The final six Conservative Party leadership candidates assessed and dissected for your pleasure 5 months ago

The final six Conservative Party leadership candidates assessed and dissected for your pleasure

(What's the story) warring Tories?

As we enter the 'squeaky bum time' of the Tory leadership race, here's a handy assessment of each of the remaining runners and riders. Giddy fucking up!


Michael Gove

The inside-out latex doll of the Tory leadership race, Gove genuinely believes he is the most affable and media savvy of the ghoulish assortment. Everything he does is a study in almost human behaviour, as if an alien from the planet Twaturn hastily read a book on social norms and body language with every other page missing. He can't drink, clap, walk or run. Fuck knows how he hoovered up all that blow.

As much as he may try to assert himself with carefully rehearsed power-moves, such as leaving his lectern or breaking the fourth wall in a Noel's House Party style attack on our living rooms, he is absolutely and fundamentally full of shit. A shameless and consistent hypocrite. Ask teachers, ask economists, ask Muslims, ask every fucker he's ever stabbed in the back. Each word that falls out of his ruby-raw anus of a mouth is a lie.

Jeremy Hunt


Very much the continuity candidate to take on Theresa May's mantle of presiding over a shit show of failure and incompetence and stubbornly insisting that everything's fine and he's actually doing a great job, sweetie. It takes more than a cannabis lassi to be that smacked off your tits that you'd voluntarily point to Cunt...I mean Hunt...I mean Cunt's shameful record as Health Secretary.

Take any metric you like - GP numbers, A&E waiting times, the broken fucking will of junior doctors everywhere - and Hunt is a failure. And yet he has the demeanour of a man who's just won Bake Off. What makes him so incredibly dangerous is that he's a morally bankrupt empty vessel. Like May, a lack of conscience makes him ripe for complicity to the most heinous acts and opinions. Next up after condoning talk of 'Londonistan': killing as many Iranians as sick people.

--

● **WHAT THE EXERCISE ASKS**
Write the next part of the Conservative leadership candidates piece, picking up after its last sentence.

● **INFORMATION SHOWN**
--

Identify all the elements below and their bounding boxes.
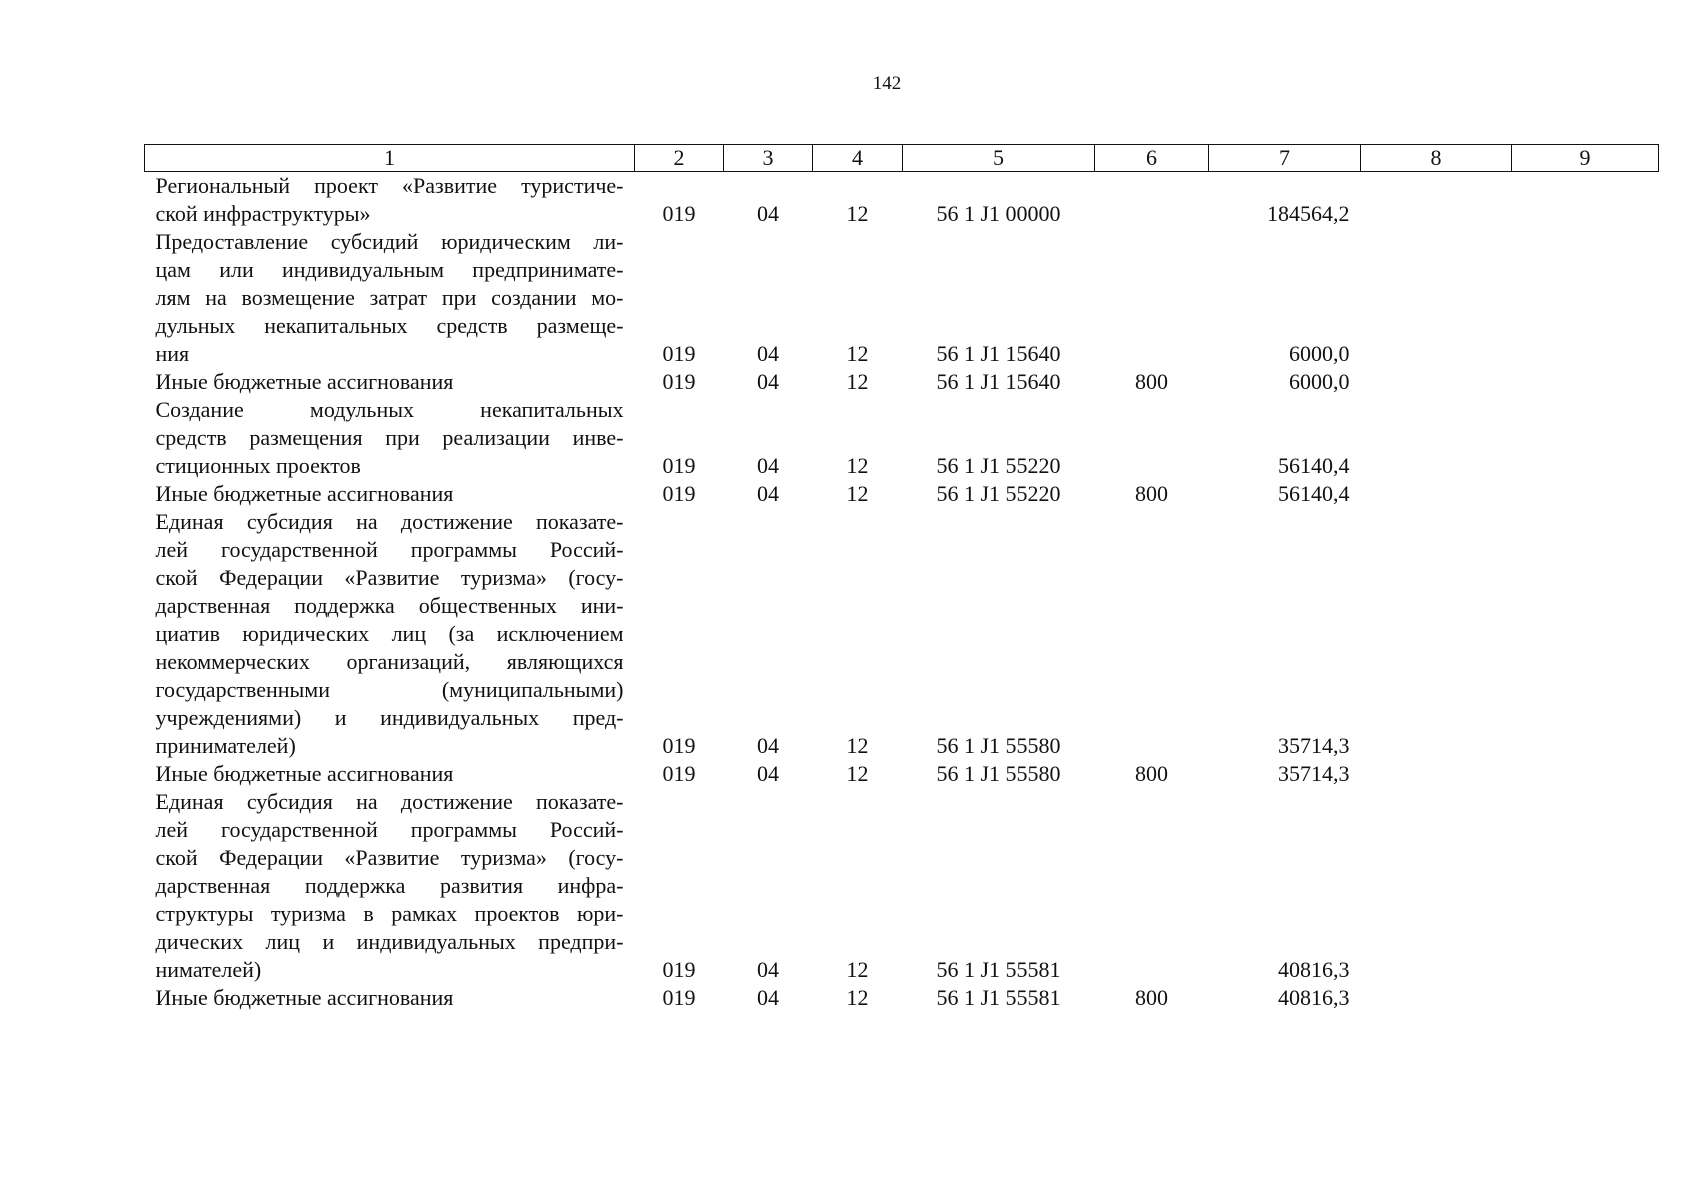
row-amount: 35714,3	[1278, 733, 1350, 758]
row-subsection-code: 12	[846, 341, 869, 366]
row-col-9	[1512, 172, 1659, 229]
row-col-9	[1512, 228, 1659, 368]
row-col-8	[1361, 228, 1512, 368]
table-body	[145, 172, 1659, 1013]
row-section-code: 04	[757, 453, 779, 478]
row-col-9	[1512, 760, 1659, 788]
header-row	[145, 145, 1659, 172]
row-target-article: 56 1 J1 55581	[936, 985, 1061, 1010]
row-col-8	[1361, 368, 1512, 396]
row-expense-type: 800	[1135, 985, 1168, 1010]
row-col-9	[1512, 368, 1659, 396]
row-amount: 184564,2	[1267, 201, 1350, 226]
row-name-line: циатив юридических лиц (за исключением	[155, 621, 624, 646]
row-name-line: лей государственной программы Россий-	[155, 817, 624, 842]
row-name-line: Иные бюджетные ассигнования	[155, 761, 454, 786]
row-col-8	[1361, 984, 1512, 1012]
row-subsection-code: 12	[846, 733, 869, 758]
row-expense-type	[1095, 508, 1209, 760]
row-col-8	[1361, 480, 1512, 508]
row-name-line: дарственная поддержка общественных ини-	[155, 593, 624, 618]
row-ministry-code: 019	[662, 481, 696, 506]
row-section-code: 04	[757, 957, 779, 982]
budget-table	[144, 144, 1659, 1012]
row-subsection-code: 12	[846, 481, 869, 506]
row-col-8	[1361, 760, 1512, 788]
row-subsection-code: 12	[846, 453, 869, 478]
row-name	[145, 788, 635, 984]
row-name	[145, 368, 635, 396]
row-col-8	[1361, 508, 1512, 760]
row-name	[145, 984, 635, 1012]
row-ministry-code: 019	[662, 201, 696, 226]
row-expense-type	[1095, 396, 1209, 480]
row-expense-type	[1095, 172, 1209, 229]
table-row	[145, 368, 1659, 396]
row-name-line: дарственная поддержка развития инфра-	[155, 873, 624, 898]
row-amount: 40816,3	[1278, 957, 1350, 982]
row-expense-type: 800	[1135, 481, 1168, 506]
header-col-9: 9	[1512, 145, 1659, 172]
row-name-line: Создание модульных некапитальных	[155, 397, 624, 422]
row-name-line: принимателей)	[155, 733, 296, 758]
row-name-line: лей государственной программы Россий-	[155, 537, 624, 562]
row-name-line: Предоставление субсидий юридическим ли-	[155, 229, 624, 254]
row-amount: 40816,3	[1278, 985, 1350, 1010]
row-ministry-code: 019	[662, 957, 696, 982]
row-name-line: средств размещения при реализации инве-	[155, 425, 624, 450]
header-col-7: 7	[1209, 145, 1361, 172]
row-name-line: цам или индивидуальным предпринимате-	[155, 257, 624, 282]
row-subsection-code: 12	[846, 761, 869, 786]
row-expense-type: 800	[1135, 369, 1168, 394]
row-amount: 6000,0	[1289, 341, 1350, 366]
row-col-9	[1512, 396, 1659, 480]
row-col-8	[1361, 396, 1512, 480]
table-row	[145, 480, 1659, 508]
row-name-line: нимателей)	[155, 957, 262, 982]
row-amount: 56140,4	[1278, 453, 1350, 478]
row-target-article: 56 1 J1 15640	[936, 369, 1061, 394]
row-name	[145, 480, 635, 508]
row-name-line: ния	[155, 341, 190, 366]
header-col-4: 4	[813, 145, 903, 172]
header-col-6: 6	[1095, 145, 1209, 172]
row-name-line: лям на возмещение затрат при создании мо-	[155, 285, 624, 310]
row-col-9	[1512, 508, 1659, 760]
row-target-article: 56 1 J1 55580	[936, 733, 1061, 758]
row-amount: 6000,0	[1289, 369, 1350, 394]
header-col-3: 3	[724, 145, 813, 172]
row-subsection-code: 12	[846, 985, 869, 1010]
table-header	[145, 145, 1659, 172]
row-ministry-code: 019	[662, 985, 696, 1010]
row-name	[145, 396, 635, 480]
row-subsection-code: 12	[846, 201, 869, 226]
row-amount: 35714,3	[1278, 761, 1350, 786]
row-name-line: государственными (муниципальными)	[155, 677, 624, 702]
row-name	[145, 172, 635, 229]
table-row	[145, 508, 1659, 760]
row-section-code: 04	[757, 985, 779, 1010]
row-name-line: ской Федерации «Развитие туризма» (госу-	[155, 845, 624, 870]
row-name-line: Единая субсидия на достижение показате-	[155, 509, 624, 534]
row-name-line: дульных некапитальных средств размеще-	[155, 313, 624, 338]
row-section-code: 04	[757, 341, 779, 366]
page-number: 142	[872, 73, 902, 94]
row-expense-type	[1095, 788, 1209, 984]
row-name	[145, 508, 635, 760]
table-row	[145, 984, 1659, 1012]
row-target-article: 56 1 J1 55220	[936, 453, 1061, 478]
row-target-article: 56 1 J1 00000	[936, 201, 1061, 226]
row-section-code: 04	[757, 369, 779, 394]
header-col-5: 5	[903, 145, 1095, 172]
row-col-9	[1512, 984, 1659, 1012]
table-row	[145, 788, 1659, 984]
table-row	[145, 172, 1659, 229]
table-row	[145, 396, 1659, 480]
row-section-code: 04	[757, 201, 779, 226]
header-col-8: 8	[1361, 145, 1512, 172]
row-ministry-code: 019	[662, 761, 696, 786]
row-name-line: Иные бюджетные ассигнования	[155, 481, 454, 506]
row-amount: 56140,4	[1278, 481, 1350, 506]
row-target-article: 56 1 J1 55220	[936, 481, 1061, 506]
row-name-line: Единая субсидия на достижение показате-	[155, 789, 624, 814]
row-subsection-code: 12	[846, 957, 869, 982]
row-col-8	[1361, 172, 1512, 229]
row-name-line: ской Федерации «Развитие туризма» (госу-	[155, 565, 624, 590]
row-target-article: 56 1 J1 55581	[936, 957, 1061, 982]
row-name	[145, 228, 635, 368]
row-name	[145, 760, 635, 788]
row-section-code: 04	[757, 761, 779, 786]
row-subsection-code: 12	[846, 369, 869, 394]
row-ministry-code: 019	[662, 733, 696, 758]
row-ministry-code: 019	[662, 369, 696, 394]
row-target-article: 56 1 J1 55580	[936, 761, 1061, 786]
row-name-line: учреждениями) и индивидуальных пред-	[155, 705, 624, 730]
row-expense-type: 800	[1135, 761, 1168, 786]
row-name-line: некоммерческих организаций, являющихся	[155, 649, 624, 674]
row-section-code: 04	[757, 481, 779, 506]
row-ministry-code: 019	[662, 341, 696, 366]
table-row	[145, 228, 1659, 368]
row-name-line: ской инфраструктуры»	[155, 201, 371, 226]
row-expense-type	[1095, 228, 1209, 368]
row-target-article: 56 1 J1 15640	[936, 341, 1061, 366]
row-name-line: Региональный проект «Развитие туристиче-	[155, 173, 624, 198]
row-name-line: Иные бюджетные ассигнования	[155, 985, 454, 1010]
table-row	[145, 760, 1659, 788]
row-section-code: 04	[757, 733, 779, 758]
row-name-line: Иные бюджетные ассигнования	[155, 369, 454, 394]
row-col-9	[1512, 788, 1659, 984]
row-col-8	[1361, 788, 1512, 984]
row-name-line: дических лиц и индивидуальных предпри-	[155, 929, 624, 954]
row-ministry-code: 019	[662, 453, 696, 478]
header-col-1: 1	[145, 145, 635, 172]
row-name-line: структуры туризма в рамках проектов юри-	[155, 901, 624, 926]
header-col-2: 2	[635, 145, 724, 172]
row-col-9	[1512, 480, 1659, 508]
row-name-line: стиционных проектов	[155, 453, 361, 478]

--

● **EXERCISE OUTPUT**
Sajid Javid

"You're one of the good ones!" is a supposed compliment you occasionally get as a person of colour. "You're not like the others!" is another. It's massively offensive because even your best qualities are used against you and your community as a sort of freak anomaly. In the case of THE SAJ, you get the sense he has to rush to the nearest public toilet to wank himself silly at the ultimate vindication.

It's funny how he loves talking about his background and experiences as someone with a Muslim Pakistani background to spin a convenient narrative, and yet is more than happy to throw anyone of a similar shade under the bus to appease those who currently see him as a 'good one'. Javid is not an exemplar of progress. He is the perfectly spherical face of shameless ladder-kicking populism; a Trojan brownie for right-wing bigots.

Dominic Raab

Raab is the worst. The very worst of the very worst. A perfect storm of zealous fanaticism, breathtaking stupidity, deluded conceit and chilling recklessness. It takes a lot to make you think 'Ah fuck it, maybe Boris isn't so bad after all,' but Raab's innate villainy pushes you to that point. He is the sweaty-lipped, shiny-headed, rage-grinning baddie in every Hollywood blockbuster. Patrick Bateman in an ill-fitting suit.

Raab is pretty much the perfect moral barometer, in that you really want to be on the opposite side of any argument. He is a raging meninist ("Men are getting a raw deal"), anti-democracy ("It's wrong to rule out [prorogation]"), anti-human rights ("excessive protections") and anti all sense ("No deal remains an option"). In spite of all these traits, perhaps his scariest characteristic is a lack of shame. Imagine being so viciously angry at a deal you negotiated yourself.


Rory Stewart

Lovely Rory. Lovely floppy-haired Rory. He's the totes adorbs darling of the chattering centrist classes and it's very easy to see why. As the caring, considerate face of the Conservative party, he's out and about, eager to win hearts and minds with his mid-Atlantic Cliff Richard affability and toffy Hugh Grant charm. Lovely adorable creasy-faced Rory is the Tory candidate who actually wants to be your friend!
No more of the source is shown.